Collected data entries:
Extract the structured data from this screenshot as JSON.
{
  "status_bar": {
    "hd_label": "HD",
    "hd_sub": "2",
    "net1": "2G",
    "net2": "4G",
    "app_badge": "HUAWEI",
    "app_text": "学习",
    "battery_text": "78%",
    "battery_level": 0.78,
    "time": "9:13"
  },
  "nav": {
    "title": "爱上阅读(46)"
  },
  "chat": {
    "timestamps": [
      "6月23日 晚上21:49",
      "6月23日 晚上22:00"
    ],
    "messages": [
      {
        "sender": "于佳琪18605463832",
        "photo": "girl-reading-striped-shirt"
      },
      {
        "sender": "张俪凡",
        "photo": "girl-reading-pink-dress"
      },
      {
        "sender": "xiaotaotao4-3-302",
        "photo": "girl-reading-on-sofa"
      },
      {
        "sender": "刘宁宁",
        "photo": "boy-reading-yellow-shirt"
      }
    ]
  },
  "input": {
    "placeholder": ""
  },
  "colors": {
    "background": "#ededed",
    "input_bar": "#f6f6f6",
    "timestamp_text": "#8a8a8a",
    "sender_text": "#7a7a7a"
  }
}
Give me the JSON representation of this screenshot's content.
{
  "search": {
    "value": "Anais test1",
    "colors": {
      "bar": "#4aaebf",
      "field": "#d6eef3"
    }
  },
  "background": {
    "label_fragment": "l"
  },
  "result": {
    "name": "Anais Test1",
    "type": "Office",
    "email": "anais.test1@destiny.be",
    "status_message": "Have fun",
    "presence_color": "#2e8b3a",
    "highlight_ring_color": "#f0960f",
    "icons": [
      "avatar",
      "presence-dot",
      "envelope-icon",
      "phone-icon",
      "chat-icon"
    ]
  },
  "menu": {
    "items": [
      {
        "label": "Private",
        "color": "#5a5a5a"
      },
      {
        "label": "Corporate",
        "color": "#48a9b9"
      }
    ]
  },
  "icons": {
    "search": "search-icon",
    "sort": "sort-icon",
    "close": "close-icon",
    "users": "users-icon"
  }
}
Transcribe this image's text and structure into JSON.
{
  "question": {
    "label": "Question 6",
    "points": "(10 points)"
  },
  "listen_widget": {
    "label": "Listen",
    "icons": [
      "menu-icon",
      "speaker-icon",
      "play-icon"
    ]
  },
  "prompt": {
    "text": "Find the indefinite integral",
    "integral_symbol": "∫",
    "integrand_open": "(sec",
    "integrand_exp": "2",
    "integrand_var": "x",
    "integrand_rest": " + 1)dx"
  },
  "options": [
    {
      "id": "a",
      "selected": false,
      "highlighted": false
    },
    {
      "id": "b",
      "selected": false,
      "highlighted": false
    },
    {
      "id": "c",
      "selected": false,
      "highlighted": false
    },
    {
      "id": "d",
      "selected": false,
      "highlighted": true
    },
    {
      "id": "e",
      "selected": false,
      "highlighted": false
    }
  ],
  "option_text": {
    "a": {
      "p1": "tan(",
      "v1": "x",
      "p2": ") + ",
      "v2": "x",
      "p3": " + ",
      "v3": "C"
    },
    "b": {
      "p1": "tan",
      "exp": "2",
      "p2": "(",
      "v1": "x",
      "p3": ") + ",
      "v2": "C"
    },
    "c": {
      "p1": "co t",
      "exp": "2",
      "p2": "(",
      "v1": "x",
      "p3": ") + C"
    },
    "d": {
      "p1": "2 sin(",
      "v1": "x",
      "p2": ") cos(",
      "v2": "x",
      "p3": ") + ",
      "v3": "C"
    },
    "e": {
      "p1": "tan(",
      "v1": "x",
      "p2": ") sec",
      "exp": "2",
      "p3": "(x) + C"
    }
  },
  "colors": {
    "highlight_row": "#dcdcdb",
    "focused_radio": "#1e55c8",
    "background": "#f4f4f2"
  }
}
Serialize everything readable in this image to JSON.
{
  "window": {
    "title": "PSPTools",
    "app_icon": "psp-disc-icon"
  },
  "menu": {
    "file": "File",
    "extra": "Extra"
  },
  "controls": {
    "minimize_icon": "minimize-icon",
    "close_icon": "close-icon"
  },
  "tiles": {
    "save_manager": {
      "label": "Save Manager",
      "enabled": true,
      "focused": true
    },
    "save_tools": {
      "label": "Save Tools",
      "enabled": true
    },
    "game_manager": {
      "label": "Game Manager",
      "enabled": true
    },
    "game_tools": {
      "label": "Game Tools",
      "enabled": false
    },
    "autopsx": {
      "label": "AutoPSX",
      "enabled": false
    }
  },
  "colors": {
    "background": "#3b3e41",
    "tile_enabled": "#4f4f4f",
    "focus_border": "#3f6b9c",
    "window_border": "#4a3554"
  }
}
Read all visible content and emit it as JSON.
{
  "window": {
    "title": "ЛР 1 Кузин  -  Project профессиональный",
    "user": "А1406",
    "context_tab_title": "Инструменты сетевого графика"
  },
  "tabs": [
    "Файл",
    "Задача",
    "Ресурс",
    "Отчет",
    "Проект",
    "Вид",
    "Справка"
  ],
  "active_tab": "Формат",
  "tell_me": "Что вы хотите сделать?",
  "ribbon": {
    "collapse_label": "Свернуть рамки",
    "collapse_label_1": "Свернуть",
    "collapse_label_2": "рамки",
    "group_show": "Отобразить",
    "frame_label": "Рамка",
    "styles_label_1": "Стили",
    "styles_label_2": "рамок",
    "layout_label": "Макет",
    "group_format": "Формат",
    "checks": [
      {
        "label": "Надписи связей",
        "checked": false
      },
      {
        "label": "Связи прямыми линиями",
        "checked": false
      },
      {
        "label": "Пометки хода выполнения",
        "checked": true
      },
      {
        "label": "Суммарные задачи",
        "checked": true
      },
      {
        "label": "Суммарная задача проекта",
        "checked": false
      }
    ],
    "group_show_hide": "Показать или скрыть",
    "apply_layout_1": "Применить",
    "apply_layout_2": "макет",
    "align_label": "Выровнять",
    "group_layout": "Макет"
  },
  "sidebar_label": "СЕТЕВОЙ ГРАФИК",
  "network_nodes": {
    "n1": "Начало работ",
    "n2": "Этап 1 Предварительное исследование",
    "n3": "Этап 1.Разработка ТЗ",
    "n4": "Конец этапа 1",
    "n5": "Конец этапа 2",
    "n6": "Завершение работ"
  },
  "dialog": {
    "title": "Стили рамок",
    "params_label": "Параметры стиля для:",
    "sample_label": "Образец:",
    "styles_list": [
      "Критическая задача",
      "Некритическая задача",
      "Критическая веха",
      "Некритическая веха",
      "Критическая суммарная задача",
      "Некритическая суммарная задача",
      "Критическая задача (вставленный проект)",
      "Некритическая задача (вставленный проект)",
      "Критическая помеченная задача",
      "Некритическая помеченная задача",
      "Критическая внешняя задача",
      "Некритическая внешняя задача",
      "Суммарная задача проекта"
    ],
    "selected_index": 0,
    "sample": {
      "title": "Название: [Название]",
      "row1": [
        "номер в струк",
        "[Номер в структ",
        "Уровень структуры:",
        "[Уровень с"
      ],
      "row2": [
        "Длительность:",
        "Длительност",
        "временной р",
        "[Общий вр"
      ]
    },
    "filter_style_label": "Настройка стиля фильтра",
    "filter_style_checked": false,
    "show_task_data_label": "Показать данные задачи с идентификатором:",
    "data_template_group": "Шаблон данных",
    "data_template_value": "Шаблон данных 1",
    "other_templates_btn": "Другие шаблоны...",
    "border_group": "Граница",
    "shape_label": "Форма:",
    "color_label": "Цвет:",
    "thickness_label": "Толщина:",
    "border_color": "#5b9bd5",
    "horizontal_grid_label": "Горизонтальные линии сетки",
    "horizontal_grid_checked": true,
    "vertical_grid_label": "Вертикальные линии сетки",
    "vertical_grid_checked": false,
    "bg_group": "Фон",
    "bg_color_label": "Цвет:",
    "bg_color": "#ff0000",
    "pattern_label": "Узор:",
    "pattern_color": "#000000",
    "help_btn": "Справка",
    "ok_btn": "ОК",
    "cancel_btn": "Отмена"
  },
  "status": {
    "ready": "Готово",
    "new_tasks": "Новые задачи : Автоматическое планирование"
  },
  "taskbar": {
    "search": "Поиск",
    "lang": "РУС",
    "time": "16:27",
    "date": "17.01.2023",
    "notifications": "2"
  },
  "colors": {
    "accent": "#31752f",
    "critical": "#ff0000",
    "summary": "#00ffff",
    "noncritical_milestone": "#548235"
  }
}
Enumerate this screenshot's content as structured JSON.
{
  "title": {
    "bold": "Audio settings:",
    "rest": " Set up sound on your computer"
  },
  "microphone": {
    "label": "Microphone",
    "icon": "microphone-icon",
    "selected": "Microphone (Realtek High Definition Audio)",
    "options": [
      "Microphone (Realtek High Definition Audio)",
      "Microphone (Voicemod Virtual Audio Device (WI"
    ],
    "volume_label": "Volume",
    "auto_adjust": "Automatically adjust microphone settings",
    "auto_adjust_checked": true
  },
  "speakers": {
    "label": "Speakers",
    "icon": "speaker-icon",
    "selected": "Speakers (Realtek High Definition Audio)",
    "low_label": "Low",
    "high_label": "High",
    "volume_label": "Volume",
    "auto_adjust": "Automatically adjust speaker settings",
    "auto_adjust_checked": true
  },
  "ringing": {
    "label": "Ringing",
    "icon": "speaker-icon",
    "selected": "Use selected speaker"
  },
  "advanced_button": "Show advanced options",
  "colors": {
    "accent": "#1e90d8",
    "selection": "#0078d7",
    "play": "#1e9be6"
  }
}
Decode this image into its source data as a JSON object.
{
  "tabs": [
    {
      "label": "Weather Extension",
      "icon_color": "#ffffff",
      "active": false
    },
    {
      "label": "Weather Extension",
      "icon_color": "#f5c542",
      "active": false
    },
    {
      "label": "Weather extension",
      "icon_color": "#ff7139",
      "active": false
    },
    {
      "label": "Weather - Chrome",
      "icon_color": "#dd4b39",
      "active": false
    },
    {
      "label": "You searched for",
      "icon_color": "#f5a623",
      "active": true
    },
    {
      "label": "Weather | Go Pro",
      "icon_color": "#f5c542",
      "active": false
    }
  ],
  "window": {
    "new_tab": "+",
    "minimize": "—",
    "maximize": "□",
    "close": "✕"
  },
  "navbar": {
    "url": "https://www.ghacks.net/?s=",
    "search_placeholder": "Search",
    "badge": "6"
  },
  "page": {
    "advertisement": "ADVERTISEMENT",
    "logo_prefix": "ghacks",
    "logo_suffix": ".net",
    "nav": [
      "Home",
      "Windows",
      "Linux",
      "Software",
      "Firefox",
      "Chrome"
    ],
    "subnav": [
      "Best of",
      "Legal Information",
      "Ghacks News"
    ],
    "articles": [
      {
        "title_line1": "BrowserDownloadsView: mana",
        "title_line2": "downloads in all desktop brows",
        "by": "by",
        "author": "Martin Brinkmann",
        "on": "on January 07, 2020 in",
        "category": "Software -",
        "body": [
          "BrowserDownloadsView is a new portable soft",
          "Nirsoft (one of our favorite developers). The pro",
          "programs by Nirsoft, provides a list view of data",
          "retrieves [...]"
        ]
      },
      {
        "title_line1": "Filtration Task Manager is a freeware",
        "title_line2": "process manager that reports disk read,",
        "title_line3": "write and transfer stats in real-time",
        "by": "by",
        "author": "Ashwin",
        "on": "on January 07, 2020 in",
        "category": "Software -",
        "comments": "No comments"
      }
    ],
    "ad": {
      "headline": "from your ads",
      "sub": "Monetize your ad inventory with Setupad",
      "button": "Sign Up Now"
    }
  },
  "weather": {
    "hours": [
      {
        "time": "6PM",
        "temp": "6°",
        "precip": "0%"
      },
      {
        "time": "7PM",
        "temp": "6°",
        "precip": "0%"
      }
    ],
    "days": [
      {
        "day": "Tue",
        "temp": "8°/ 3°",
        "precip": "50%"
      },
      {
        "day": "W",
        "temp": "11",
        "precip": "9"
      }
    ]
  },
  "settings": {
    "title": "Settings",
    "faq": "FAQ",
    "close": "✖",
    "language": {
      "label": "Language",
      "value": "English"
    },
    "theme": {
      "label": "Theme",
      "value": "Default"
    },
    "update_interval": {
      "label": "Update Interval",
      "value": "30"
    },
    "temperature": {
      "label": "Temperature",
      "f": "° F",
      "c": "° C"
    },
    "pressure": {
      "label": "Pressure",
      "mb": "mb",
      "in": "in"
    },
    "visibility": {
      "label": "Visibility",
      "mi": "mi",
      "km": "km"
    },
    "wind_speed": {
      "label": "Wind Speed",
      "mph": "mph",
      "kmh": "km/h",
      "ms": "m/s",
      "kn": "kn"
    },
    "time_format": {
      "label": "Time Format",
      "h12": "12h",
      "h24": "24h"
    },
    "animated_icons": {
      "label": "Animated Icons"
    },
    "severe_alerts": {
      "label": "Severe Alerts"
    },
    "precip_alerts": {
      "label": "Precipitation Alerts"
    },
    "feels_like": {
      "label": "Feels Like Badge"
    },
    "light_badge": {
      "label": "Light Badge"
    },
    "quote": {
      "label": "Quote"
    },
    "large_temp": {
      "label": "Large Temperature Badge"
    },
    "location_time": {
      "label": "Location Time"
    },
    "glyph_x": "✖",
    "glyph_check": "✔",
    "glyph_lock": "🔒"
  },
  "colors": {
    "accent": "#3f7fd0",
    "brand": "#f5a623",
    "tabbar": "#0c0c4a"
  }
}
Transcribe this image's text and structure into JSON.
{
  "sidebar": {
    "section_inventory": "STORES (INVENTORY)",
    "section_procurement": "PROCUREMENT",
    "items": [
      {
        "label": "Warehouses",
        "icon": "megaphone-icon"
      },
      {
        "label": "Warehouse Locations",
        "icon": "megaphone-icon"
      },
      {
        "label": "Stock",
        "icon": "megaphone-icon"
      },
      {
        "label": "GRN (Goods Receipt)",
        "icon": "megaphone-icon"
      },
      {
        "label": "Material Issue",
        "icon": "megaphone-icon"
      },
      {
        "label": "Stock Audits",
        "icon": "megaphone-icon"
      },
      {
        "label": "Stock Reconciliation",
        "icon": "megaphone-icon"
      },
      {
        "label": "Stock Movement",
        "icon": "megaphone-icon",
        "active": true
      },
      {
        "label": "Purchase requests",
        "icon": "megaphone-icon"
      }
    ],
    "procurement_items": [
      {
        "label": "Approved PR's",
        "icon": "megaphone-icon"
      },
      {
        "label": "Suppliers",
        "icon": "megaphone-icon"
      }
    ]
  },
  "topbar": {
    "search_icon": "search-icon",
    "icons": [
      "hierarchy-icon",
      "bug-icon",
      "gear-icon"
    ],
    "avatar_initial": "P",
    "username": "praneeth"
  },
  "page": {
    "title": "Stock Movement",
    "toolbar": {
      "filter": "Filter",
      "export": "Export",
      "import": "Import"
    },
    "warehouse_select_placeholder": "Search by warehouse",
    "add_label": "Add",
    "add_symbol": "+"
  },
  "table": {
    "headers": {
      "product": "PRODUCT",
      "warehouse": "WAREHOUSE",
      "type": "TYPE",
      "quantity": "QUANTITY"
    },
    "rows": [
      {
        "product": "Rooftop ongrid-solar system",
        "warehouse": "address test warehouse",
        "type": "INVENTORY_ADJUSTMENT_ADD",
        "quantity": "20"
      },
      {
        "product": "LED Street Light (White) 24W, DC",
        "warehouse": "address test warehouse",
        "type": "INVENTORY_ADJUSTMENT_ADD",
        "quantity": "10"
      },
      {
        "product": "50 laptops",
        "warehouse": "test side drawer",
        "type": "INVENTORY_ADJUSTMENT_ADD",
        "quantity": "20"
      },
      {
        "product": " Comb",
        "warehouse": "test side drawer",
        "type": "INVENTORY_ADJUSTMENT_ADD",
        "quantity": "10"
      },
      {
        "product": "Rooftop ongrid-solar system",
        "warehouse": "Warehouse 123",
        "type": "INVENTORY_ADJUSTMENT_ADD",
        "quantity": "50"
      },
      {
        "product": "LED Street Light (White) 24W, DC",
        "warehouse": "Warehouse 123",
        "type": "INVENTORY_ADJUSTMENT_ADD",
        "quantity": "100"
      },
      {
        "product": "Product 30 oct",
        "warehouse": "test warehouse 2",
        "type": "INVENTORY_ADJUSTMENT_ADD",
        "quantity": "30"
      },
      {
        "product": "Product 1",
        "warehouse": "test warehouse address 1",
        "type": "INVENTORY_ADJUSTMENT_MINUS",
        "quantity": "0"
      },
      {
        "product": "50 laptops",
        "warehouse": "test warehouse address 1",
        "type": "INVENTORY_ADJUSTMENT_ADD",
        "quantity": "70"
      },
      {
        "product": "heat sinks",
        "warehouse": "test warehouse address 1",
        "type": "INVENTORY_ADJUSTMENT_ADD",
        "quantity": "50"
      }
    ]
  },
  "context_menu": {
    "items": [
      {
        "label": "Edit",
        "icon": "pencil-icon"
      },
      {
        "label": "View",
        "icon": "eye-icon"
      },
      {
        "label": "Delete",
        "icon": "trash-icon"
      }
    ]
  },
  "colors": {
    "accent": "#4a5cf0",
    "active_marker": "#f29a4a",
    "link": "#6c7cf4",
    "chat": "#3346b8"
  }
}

▶ _Instruction_:
Find the word "reading" in the data and copy out each line where it turns up.

▶ _In response_:
        "photo": "girl-reading-striped-shirt"
        "photo": "girl-reading-pink-dress"
        "photo": "girl-reading-on-sofa"
        "photo": "boy-reading-yellow-shirt"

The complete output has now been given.